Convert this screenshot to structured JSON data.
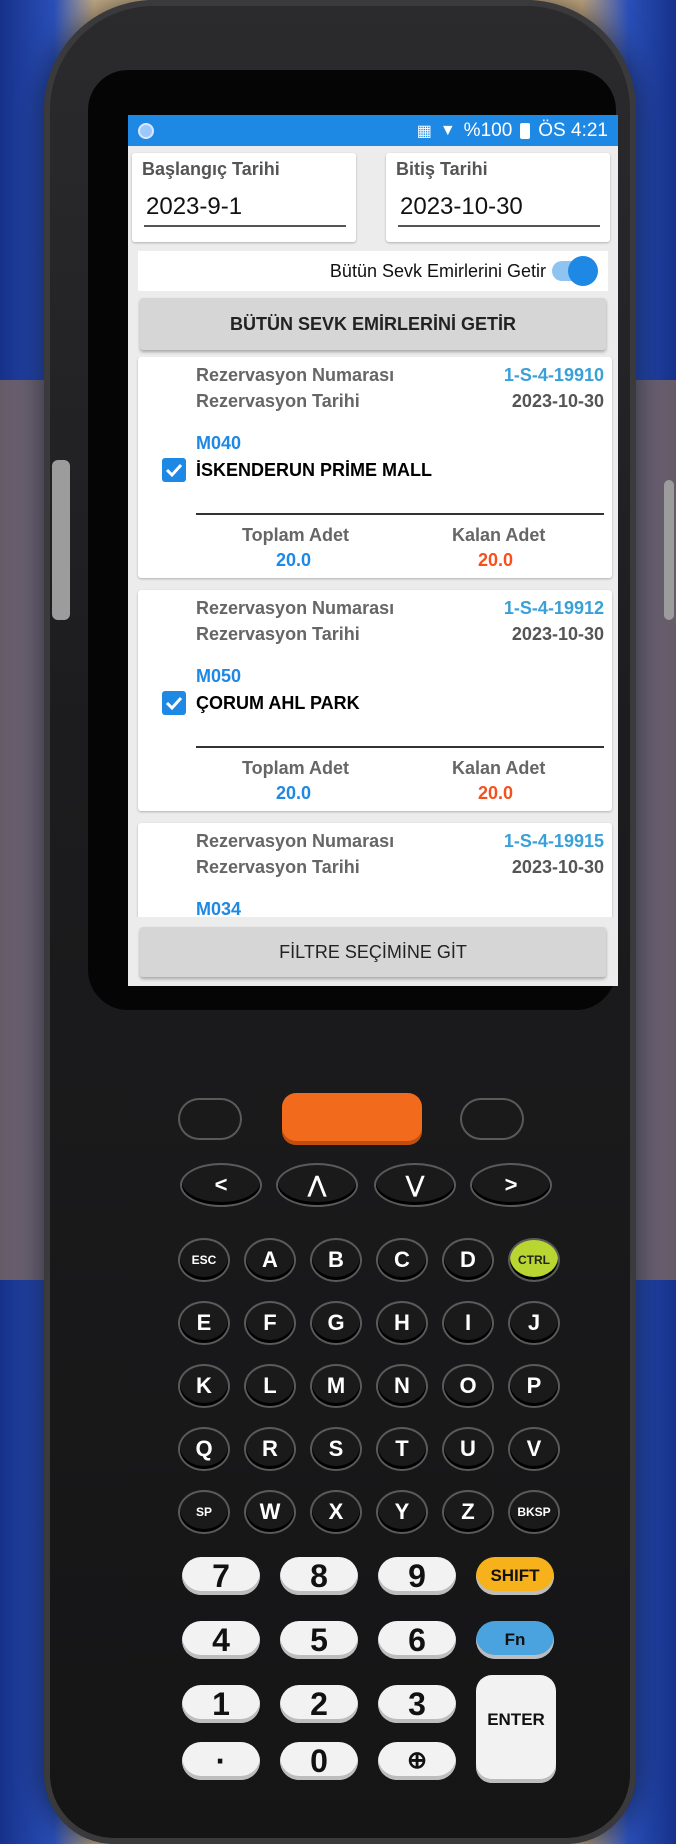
{
  "status_bar": {
    "battery": "%100",
    "time": "ÖS 4:21"
  },
  "start_date": {
    "label": "Başlangıç Tarihi",
    "value": "2023-9-1"
  },
  "end_date": {
    "label": "Bitiş Tarihi",
    "value": "2023-10-30"
  },
  "toggle": {
    "label": "Bütün Sevk Emirlerini Getir",
    "on": true
  },
  "fetch_button": "BÜTÜN SEVK EMİRLERİNİ GETİR",
  "filter_button": "FİLTRE SEÇİMİNE GİT",
  "labels": {
    "reservation_no": "Rezervasyon Numarası",
    "reservation_date": "Rezervasyon Tarihi",
    "total_qty": "Toplam Adet",
    "remaining_qty": "Kalan Adet"
  },
  "orders": [
    {
      "reservation_no": "1-S-4-19910",
      "reservation_date": "2023-10-30",
      "code": "M040",
      "store": "İSKENDERUN PRİME MALL",
      "checked": true,
      "total": "20.0",
      "remaining": "20.0"
    },
    {
      "reservation_no": "1-S-4-19912",
      "reservation_date": "2023-10-30",
      "code": "M050",
      "store": "ÇORUM AHL PARK",
      "checked": true,
      "total": "20.0",
      "remaining": "20.0"
    },
    {
      "reservation_no": "1-S-4-19915",
      "reservation_date": "2023-10-30",
      "code": "M034",
      "store": "",
      "checked": true,
      "total": "",
      "remaining": ""
    }
  ],
  "colors": {
    "accent": "#1e88e5",
    "reservation_no": "#3aa0d8",
    "remaining": "#f4511e"
  },
  "keypad": {
    "row_nav": [
      "<",
      "⋀",
      "⋁",
      ">"
    ],
    "row1": [
      "ESC",
      "A",
      "B",
      "C",
      "D",
      "CTRL"
    ],
    "row2": [
      "E",
      "F",
      "G",
      "H",
      "I",
      "J"
    ],
    "row3": [
      "K",
      "L",
      "M",
      "N",
      "O",
      "P"
    ],
    "row4": [
      "Q",
      "R",
      "S",
      "T",
      "U",
      "V"
    ],
    "row5": [
      "SP",
      "W",
      "X",
      "Y",
      "Z",
      "BKSP"
    ],
    "num1": [
      "7",
      "8",
      "9",
      "SHIFT"
    ],
    "num2": [
      "4",
      "5",
      "6",
      "Fn"
    ],
    "num3": [
      "1",
      "2",
      "3"
    ],
    "num4": [
      "·",
      "0",
      "⊕"
    ],
    "enter": "ENTER"
  }
}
....
*Exercise aim*:
Pull every line containing the word "store" out of the entries above.

*Response below*:
      "store": "İSKENDERUN PRİME MALL",
      "store": "ÇORUM AHL PARK",
      "store": "",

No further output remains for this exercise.